WHAT THIS TASK INVOLVES:
Copy down all of the data underneath, exactly as shown.

INFORMATION PROVIDED:
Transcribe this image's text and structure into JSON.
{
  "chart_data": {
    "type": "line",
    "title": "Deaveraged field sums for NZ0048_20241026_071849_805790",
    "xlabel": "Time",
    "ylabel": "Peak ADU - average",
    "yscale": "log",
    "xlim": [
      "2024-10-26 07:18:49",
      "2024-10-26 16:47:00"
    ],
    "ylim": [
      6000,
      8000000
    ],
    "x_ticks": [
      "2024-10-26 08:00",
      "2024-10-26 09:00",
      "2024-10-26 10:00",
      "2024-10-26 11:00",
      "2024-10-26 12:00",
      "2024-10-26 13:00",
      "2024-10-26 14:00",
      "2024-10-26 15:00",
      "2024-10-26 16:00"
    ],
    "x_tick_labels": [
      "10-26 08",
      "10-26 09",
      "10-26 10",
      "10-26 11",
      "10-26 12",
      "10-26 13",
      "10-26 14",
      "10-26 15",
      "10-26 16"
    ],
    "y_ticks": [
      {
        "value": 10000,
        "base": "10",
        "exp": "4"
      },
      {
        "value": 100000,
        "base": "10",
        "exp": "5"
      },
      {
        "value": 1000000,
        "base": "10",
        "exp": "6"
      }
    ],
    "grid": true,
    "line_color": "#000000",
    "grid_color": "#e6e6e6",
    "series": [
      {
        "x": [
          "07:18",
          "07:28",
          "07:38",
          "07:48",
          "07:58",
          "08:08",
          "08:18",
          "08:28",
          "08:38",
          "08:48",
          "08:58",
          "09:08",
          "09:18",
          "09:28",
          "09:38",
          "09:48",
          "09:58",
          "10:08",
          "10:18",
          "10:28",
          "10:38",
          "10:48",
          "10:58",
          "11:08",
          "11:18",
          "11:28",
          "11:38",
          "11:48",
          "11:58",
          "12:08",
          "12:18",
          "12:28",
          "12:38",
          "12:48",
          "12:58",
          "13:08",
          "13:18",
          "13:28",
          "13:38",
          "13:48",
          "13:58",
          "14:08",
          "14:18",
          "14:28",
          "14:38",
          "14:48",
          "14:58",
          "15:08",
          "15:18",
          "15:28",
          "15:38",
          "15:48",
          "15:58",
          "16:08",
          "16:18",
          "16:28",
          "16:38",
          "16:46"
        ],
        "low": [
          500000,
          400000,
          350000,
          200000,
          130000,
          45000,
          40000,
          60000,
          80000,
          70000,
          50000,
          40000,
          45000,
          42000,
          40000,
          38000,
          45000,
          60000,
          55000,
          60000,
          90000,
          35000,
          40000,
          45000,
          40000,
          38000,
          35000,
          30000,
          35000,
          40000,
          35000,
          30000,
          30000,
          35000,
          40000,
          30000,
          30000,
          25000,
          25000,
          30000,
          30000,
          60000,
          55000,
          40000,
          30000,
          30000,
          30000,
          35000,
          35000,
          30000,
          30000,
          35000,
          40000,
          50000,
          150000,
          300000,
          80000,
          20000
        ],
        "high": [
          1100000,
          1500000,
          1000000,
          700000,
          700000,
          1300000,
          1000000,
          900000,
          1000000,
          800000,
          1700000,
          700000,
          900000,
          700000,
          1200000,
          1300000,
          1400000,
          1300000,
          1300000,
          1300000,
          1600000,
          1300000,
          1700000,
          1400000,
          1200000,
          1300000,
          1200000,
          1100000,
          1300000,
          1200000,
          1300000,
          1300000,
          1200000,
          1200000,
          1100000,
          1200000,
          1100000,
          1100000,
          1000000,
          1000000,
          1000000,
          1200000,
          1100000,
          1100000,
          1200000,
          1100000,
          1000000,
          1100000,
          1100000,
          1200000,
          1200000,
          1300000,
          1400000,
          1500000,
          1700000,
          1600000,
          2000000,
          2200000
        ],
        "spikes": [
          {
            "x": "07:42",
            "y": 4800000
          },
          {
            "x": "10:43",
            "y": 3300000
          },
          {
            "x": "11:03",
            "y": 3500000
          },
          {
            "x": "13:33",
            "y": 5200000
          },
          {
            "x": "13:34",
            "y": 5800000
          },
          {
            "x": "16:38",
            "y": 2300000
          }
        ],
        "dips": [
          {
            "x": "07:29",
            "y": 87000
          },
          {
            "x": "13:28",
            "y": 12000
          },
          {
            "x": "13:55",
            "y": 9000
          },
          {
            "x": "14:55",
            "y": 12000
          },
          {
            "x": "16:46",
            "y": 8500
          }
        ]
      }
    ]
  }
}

RESPONSE:
Transcribe this image's text and structure into JSON.
{
  "chart_data": {
    "type": "line",
    "title": "Deaveraged field sums for NZ0048_20241026_071849_805790",
    "xlabel": "Time",
    "ylabel": "Peak ADU - average",
    "yscale": "log",
    "xlim": [
      "2024-10-26 07:18:49",
      "2024-10-26 16:47:00"
    ],
    "ylim": [
      6000,
      8000000
    ],
    "x_ticks": [
      "2024-10-26 08:00",
      "2024-10-26 09:00",
      "2024-10-26 10:00",
      "2024-10-26 11:00",
      "2024-10-26 12:00",
      "2024-10-26 13:00",
      "2024-10-26 14:00",
      "2024-10-26 15:00",
      "2024-10-26 16:00"
    ],
    "x_tick_labels": [
      "10-26 08",
      "10-26 09",
      "10-26 10",
      "10-26 11",
      "10-26 12",
      "10-26 13",
      "10-26 14",
      "10-26 15",
      "10-26 16"
    ],
    "y_ticks": [
      {
        "value": 10000,
        "base": "10",
        "exp": "4"
      },
      {
        "value": 100000,
        "base": "10",
        "exp": "5"
      },
      {
        "value": 1000000,
        "base": "10",
        "exp": "6"
      }
    ],
    "grid": true,
    "line_color": "#000000",
    "grid_color": "#e6e6e6",
    "series": [
      {
        "x": [
          "07:18",
          "07:28",
          "07:38",
          "07:48",
          "07:58",
          "08:08",
          "08:18",
          "08:28",
          "08:38",
          "08:48",
          "08:58",
          "09:08",
          "09:18",
          "09:28",
          "09:38",
          "09:48",
          "09:58",
          "10:08",
          "10:18",
          "10:28",
          "10:38",
          "10:48",
          "10:58",
          "11:08",
          "11:18",
          "11:28",
          "11:38",
          "11:48",
          "11:58",
          "12:08",
          "12:18",
          "12:28",
          "12:38",
          "12:48",
          "12:58",
          "13:08",
          "13:18",
          "13:28",
          "13:38",
          "13:48",
          "13:58",
          "14:08",
          "14:18",
          "14:28",
          "14:38",
          "14:48",
          "14:58",
          "15:08",
          "15:18",
          "15:28",
          "15:38",
          "15:48",
          "15:58",
          "16:08",
          "16:18",
          "16:28",
          "16:38",
          "16:46"
        ],
        "low": [
          500000,
          400000,
          350000,
          200000,
          130000,
          45000,
          40000,
          60000,
          80000,
          70000,
          50000,
          40000,
          45000,
          42000,
          40000,
          38000,
          45000,
          60000,
          55000,
          60000,
          90000,
          35000,
          40000,
          45000,
          40000,
          38000,
          35000,
          30000,
          35000,
          40000,
          35000,
          30000,
          30000,
          35000,
          40000,
          30000,
          30000,
          25000,
          25000,
          30000,
          30000,
          60000,
          55000,
          40000,
          30000,
          30000,
          30000,
          35000,
          35000,
          30000,
          30000,
          35000,
          40000,
          50000,
          150000,
          300000,
          80000,
          20000
        ],
        "high": [
          1100000,
          1500000,
          1000000,
          700000,
          700000,
          1300000,
          1000000,
          900000,
          1000000,
          800000,
          1700000,
          700000,
          900000,
          700000,
          1200000,
          1300000,
          1400000,
          1300000,
          1300000,
          1300000,
          1600000,
          1300000,
          1700000,
          1400000,
          1200000,
          1300000,
          1200000,
          1100000,
          1300000,
          1200000,
          1300000,
          1300000,
          1200000,
          1200000,
          1100000,
          1200000,
          1100000,
          1100000,
          1000000,
          1000000,
          1000000,
          1200000,
          1100000,
          1100000,
          1200000,
          1100000,
          1000000,
          1100000,
          1100000,
          1200000,
          1200000,
          1300000,
          1400000,
          1500000,
          1700000,
          1600000,
          2000000,
          2200000
        ],
        "spikes": [
          {
            "x": "07:42",
            "y": 4800000
          },
          {
            "x": "10:43",
            "y": 3300000
          },
          {
            "x": "11:03",
            "y": 3500000
          },
          {
            "x": "13:33",
            "y": 5200000
          },
          {
            "x": "13:34",
            "y": 5800000
          },
          {
            "x": "16:38",
            "y": 2300000
          }
        ],
        "dips": [
          {
            "x": "07:29",
            "y": 87000
          },
          {
            "x": "13:28",
            "y": 12000
          },
          {
            "x": "13:55",
            "y": 9000
          },
          {
            "x": "14:55",
            "y": 12000
          },
          {
            "x": "16:46",
            "y": 8500
          }
        ]
      }
    ]
  }
}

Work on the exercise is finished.